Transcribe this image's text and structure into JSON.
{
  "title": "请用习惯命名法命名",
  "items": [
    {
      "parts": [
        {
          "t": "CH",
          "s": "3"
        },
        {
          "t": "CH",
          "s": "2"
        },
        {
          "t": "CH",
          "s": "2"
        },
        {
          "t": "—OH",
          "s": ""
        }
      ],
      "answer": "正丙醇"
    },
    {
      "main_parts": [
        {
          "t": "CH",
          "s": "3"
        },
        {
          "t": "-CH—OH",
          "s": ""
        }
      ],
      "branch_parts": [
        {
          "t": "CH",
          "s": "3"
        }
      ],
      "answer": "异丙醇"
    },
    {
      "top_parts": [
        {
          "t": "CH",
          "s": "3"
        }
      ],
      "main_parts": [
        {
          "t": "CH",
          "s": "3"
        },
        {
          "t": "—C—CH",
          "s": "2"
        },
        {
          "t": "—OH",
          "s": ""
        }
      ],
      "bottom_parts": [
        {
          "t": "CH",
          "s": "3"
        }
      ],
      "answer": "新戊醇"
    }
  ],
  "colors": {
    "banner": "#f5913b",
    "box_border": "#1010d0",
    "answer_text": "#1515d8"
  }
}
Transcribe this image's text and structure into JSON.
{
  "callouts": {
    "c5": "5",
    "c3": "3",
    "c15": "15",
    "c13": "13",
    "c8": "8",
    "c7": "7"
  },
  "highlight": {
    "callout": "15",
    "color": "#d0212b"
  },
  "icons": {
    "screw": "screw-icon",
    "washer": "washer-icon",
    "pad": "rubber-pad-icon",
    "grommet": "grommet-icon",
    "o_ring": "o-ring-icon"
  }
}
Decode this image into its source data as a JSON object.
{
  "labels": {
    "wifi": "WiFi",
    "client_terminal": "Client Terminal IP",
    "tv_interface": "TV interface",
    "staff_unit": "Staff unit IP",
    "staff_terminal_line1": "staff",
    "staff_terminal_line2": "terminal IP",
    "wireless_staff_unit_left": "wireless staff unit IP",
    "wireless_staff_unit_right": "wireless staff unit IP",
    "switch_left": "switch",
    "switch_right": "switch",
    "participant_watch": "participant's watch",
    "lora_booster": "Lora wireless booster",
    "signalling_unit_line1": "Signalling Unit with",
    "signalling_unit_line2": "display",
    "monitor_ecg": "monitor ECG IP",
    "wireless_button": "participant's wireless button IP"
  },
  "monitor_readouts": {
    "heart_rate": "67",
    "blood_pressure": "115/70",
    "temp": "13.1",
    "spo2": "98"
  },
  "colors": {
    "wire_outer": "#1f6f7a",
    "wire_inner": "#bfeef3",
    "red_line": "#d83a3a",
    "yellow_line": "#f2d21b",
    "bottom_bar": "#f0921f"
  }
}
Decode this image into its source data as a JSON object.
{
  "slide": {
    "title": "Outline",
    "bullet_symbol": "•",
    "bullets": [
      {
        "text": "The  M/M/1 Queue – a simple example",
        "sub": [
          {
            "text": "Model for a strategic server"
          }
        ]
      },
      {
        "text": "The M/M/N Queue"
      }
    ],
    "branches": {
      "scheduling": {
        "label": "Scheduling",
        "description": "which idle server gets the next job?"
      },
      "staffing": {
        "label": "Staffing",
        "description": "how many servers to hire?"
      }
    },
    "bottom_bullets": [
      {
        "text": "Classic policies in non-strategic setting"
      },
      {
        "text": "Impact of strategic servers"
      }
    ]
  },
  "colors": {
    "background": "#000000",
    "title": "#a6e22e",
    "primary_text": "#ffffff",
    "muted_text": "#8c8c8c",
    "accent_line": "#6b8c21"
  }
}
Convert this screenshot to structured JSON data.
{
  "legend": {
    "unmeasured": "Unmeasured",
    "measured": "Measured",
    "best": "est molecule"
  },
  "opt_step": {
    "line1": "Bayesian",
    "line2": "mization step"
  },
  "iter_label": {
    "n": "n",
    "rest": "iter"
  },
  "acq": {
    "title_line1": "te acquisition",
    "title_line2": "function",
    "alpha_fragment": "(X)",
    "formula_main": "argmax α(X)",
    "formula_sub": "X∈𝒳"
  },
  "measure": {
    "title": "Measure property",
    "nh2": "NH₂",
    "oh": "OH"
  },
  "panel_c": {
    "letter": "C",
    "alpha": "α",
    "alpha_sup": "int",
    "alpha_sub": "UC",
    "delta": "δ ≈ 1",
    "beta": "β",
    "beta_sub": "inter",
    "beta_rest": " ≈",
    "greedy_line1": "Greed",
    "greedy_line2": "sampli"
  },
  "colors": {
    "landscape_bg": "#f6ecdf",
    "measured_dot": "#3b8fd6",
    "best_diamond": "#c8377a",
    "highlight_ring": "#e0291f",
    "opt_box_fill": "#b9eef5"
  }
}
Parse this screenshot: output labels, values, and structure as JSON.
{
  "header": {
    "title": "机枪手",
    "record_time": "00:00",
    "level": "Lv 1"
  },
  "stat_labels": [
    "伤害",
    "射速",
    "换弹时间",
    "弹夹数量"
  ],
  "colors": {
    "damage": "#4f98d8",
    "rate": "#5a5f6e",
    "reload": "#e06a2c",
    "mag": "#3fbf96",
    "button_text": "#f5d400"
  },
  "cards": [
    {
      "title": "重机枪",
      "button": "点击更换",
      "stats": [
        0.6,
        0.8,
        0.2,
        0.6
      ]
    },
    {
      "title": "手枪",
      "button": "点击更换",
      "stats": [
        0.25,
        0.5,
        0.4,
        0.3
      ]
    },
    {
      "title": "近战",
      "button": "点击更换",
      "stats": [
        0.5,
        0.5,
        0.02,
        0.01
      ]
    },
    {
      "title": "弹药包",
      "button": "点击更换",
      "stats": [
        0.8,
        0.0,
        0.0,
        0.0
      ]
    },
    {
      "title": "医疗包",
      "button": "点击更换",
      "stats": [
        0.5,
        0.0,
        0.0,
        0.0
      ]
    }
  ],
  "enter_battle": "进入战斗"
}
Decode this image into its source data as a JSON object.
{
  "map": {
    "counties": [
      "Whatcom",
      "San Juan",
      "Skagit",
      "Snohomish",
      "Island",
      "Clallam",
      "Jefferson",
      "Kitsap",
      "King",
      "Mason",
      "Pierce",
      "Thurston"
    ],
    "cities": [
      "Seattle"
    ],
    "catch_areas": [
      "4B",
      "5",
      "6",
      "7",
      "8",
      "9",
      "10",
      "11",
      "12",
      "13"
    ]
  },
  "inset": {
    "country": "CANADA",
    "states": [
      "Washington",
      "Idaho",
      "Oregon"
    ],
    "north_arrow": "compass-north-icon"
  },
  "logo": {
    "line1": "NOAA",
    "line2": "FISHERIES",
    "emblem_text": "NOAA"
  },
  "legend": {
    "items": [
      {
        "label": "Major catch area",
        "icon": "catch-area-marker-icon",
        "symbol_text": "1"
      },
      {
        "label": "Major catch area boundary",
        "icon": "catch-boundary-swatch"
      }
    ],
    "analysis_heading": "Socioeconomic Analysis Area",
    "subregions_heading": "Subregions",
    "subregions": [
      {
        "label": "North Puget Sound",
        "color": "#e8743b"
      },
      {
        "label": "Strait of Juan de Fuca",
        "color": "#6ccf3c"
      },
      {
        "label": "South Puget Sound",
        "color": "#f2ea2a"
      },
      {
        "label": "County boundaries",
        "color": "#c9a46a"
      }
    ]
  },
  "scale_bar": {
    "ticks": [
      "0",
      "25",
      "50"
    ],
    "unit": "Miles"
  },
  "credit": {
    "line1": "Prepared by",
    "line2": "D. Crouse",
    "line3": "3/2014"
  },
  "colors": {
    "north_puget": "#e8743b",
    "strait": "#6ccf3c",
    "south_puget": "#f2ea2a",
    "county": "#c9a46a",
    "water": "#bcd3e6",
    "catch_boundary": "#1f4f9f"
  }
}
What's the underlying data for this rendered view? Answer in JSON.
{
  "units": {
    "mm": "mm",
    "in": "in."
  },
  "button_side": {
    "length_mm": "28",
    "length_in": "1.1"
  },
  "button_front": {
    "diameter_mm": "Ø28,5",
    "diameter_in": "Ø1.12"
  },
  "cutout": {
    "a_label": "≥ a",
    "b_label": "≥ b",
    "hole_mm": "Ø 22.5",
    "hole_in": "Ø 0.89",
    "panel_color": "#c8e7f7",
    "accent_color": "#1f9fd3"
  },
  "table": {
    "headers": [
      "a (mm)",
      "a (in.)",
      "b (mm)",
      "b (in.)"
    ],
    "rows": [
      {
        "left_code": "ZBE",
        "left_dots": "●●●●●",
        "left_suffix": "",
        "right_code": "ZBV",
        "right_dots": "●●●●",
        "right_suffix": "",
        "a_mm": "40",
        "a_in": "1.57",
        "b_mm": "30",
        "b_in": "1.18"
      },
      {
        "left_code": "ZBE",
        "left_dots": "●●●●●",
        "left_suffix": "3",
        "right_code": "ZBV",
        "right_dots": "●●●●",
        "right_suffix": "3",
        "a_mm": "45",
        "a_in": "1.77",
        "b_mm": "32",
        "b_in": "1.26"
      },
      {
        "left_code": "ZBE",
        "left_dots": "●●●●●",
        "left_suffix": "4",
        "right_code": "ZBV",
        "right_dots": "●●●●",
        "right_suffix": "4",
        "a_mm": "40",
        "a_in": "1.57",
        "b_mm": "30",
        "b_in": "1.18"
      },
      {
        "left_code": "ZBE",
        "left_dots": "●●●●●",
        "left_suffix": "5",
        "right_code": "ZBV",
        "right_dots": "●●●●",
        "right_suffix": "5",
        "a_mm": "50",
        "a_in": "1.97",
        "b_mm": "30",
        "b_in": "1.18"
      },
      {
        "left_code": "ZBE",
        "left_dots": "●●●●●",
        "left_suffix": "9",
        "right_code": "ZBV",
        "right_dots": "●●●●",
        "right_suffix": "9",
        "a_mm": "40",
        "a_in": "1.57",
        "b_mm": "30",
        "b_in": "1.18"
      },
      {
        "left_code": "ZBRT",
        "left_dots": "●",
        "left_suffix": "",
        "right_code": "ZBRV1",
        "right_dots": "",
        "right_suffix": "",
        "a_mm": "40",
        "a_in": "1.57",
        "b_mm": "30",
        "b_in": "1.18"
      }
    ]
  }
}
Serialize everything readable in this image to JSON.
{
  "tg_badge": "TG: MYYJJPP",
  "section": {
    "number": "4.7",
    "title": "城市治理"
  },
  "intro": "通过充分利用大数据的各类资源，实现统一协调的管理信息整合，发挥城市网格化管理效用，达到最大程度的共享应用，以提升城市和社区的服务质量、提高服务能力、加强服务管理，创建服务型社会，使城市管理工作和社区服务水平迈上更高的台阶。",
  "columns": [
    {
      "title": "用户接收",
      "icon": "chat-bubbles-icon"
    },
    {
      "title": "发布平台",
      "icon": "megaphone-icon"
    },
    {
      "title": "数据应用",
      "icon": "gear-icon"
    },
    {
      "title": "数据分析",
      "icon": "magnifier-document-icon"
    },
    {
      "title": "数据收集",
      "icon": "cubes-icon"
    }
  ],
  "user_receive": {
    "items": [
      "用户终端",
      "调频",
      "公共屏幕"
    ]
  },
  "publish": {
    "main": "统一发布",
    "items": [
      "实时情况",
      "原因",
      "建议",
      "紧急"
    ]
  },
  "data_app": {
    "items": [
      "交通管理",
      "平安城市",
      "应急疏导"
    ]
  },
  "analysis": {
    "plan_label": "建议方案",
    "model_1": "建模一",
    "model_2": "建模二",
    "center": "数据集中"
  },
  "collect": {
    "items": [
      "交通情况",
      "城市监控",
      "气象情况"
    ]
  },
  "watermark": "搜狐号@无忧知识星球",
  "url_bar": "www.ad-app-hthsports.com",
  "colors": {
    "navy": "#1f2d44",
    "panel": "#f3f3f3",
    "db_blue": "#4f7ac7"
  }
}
-.-.-
Find the lines of the material that hold the word "screenshot" and report their count alone.

Output of the exercise: 2